*Task*
Write out the entries below once more, exactly.

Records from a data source
* * *
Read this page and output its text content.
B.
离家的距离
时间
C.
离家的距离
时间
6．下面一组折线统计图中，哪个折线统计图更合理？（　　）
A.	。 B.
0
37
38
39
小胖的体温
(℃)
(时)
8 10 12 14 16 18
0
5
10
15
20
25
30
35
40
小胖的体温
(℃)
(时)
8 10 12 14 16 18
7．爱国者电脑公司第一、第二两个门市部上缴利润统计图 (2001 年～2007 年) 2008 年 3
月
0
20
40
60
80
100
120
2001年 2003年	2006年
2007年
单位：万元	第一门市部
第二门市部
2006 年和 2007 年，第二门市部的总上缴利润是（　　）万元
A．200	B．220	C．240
* * *
*Response for this exercise*
Read this page and output its text content.
B.
离家的距离
时间
C.
离家的距离
时间
6．下面一组折线统计图中，哪个折线统计图更合理？（　　）
A.	。 B.
0
37
38
39
小胖的体温
(℃)
(时)
8 10 12 14 16 18
0
5
10
15
20
25
30
35
40
小胖的体温
(℃)
(时)
8 10 12 14 16 18
7．爱国者电脑公司第一、第二两个门市部上缴利润统计图 (2001 年～2007 年) 2008 年 3
月
0
20
40
60
80
100
120
2001年 2003年	2006年
2007年
单位：万元	第一门市部
第二门市部
2006 年和 2007 年，第二门市部的总上缴利润是（　　）万元
A．200	B．220	C．240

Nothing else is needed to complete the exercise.